> **Provided records**:
# # # #

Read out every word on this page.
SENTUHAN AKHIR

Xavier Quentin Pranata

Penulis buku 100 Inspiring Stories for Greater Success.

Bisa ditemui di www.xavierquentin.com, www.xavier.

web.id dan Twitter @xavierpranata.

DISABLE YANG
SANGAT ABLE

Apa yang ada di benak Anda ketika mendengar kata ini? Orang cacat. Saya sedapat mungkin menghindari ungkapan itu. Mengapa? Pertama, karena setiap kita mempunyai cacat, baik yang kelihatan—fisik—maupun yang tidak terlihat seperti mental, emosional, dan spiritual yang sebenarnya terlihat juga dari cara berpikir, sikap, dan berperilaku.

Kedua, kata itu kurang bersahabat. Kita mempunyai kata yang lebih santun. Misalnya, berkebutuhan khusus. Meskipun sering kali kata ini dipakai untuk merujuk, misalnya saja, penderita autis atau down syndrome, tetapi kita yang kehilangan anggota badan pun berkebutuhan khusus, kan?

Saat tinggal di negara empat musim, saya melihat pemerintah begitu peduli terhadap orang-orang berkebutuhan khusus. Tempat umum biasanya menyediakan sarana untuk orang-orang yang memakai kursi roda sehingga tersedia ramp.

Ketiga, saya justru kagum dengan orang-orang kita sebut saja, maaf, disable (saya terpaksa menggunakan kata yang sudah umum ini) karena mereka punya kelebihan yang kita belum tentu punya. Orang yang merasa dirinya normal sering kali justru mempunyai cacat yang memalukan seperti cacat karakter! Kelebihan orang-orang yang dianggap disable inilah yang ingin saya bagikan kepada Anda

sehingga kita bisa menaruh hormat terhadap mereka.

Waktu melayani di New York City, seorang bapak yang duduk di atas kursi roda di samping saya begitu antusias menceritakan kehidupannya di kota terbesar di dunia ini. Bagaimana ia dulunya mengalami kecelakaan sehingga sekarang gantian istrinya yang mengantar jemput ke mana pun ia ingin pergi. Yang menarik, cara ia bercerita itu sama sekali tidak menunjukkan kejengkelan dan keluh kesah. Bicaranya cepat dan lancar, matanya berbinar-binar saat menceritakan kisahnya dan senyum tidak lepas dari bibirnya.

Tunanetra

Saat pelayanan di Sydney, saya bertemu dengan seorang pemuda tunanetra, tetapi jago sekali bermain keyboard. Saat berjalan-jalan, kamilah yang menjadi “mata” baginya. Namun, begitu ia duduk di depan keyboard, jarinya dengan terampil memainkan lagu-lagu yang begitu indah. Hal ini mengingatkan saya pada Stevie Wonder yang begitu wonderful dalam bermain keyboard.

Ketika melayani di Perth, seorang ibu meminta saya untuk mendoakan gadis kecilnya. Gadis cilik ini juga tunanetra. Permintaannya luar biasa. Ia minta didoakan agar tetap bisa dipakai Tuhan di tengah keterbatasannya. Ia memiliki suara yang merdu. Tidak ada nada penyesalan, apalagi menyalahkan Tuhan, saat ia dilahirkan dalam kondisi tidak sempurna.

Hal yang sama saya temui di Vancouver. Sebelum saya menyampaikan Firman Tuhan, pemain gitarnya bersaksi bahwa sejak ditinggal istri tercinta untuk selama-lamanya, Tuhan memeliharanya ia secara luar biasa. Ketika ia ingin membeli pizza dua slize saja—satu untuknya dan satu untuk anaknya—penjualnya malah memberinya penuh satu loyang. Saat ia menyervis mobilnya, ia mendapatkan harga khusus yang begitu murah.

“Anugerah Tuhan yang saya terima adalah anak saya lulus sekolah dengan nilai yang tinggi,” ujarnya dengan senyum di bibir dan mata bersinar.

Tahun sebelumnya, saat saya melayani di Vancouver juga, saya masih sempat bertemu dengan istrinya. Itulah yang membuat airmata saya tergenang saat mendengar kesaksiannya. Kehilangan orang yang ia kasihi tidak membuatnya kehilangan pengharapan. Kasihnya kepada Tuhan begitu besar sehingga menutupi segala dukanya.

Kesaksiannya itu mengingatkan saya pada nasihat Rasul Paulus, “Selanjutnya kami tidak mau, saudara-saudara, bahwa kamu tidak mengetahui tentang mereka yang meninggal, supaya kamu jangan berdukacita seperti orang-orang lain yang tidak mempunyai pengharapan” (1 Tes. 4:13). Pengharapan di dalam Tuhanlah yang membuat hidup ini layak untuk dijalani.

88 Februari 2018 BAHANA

# # # #

> **Required work**:
Each line that holds the word "bertemu" is to be copied.

> **The completed task**:
Saat pelayanan di Sydney, saya bertemu dengan seorang pemuda tunanetra, tetapi jago sekali bermain keyboard. Saat berjalan-jalan, kamilah yang menjadi “mata” baginya. Namun, begitu ia duduk di depan keyboard, jarinya dengan terampil memainkan lagu-lagu yang begitu indah. Hal ini mengingatkan saya pada Stevie Wonder yang begitu wonderful dalam bermain keyboard.
Tahun sebelumnya, saat saya melayani di Vancouver juga, saya masih sempat bertemu dengan istrinya. Itulah yang membuat airmata saya tergenang saat mendengar kesaksiannya. Kehilangan orang yang ia kasihi tidak membuatnya kehilangan pengharapan. Kasihnya kepada Tuhan begitu besar sehingga menutupi segala dukanya.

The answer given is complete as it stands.